» GIVEN EXERCISE:
Extract the records below word for word and ignore the images.
======== PROVIDED RECORDS
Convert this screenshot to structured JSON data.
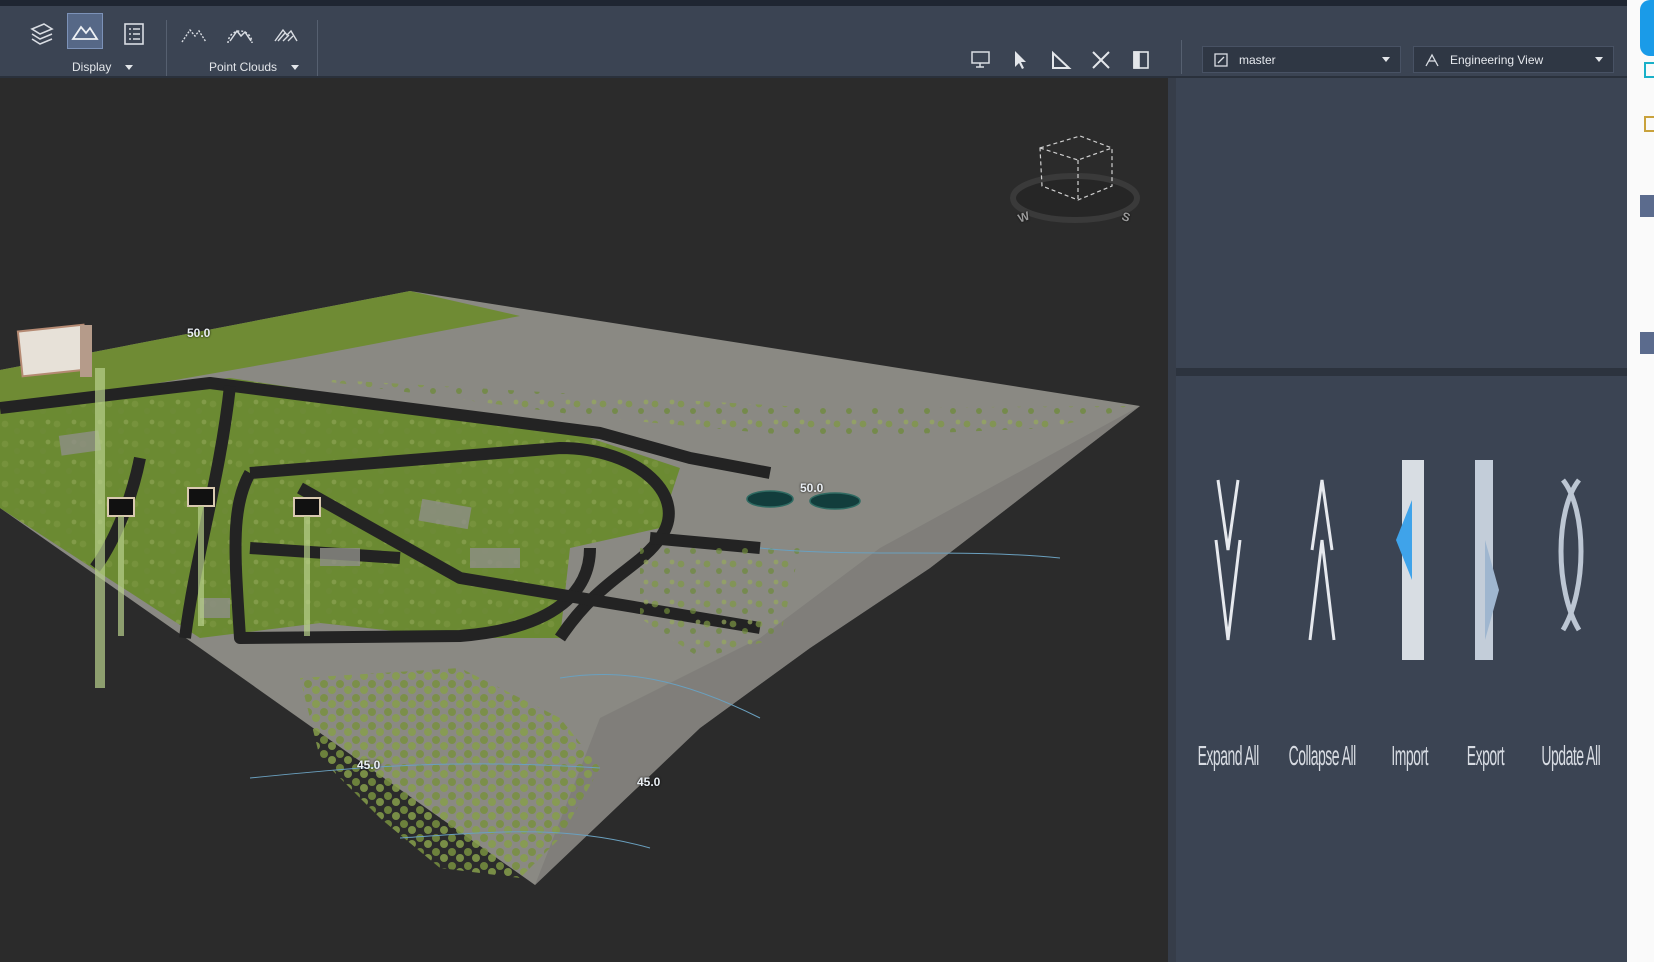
{
  "toolbar": {
    "groups": [
      {
        "label": "Display"
      },
      {
        "label": "Point Clouds"
      }
    ],
    "branch_dropdown": {
      "value": "master"
    },
    "view_dropdown": {
      "value": "Engineering View"
    }
  },
  "viewport": {
    "contour_labels": [
      "50.0",
      "50.0",
      "45.0",
      "45.0"
    ],
    "compass": {
      "w": "W",
      "s": "S"
    }
  },
  "panel": {
    "buttons": [
      {
        "label": "Expand All",
        "icon": "expand-all-icon"
      },
      {
        "label": "Collapse All",
        "icon": "collapse-all-icon"
      },
      {
        "label": "Import",
        "icon": "import-icon"
      },
      {
        "label": "Export",
        "icon": "export-icon"
      },
      {
        "label": "Update All",
        "icon": "update-all-icon"
      }
    ]
  },
  "colors": {
    "toolbar_bg": "#3b4453",
    "viewport_bg": "#2b2b2b",
    "grass": "#6b8a32",
    "terrain": "#8c8a84",
    "road": "#232323",
    "accent": "#566887"
  }
}
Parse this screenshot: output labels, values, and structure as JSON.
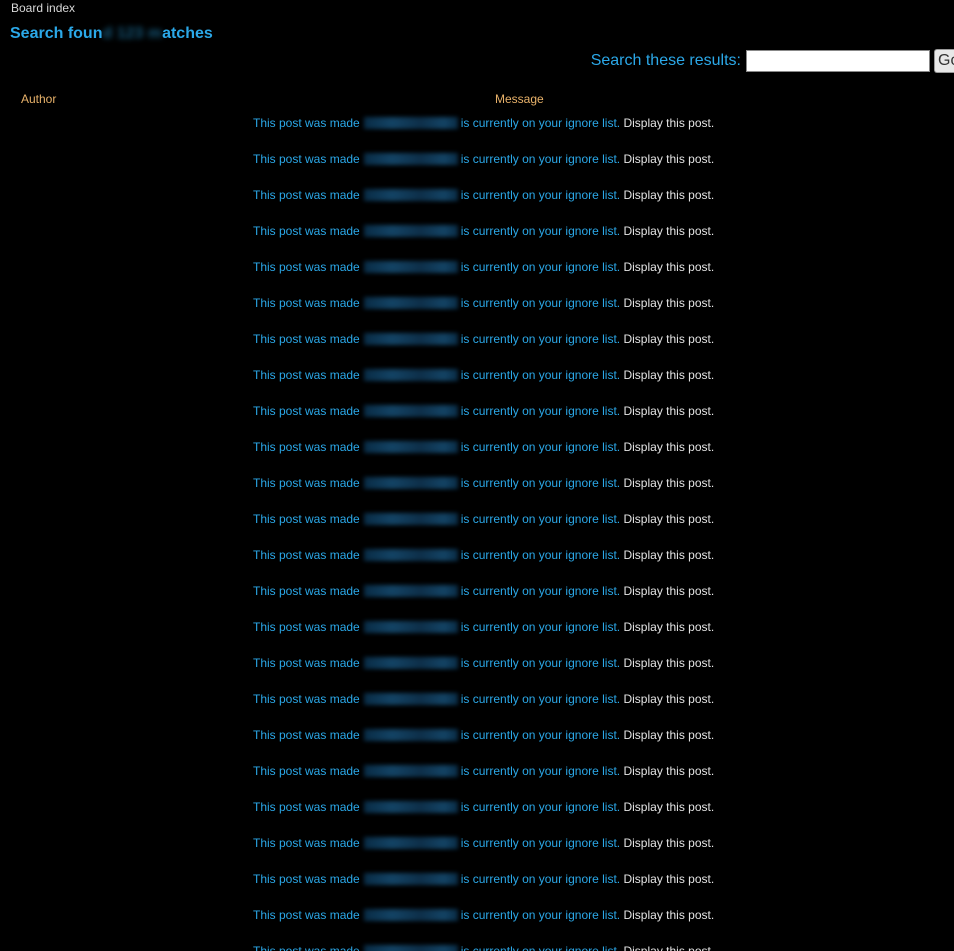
{
  "breadcrumb": {
    "board_index": "Board index"
  },
  "title": {
    "prefix": "Search foun",
    "blurred": "d 123 m",
    "suffix": "atches"
  },
  "search": {
    "label": "Search these results:",
    "value": "",
    "button_label": "Go"
  },
  "table": {
    "headers": {
      "author": "Author",
      "message": "Message"
    },
    "row_text": {
      "prefix": "This post was made",
      "suffix": "is currently on your ignore list.",
      "link": "Display this post."
    },
    "row_count": 24
  },
  "colors": {
    "background": "#000000",
    "link_blue": "#2ba8e8",
    "header_gold": "#e8b26a",
    "display_link": "#e4e4e4"
  }
}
================
» RESPONSE TO THE EXERCISE:
Convert this screenshot to structured JSON data.
{
  "toolbar": {
    "groups": [
      {
        "label": "Display"
      },
      {
        "label": "Point Clouds"
      }
    ],
    "branch_dropdown": {
      "value": "master"
    },
    "view_dropdown": {
      "value": "Engineering View"
    }
  },
  "viewport": {
    "contour_labels": [
      "50.0",
      "50.0",
      "45.0",
      "45.0"
    ],
    "compass": {
      "w": "W",
      "s": "S"
    }
  },
  "panel": {
    "buttons": [
      {
        "label": "Expand All",
        "icon": "expand-all-icon"
      },
      {
        "label": "Collapse All",
        "icon": "collapse-all-icon"
      },
      {
        "label": "Import",
        "icon": "import-icon"
      },
      {
        "label": "Export",
        "icon": "export-icon"
      },
      {
        "label": "Update All",
        "icon": "update-all-icon"
      }
    ]
  },
  "colors": {
    "toolbar_bg": "#3b4453",
    "viewport_bg": "#2b2b2b",
    "grass": "#6b8a32",
    "terrain": "#8c8a84",
    "road": "#232323",
    "accent": "#566887"
  }
}
Parse this screenshot: output labels, values, and structure as JSON.
{
  "breadcrumb": {
    "board_index": "Board index"
  },
  "title": {
    "prefix": "Search foun",
    "blurred": "d 123 m",
    "suffix": "atches"
  },
  "search": {
    "label": "Search these results:",
    "value": "",
    "button_label": "Go"
  },
  "table": {
    "headers": {
      "author": "Author",
      "message": "Message"
    },
    "row_text": {
      "prefix": "This post was made",
      "suffix": "is currently on your ignore list.",
      "link": "Display this post."
    },
    "row_count": 24
  },
  "colors": {
    "background": "#000000",
    "link_blue": "#2ba8e8",
    "header_gold": "#e8b26a",
    "display_link": "#e4e4e4"
  }
}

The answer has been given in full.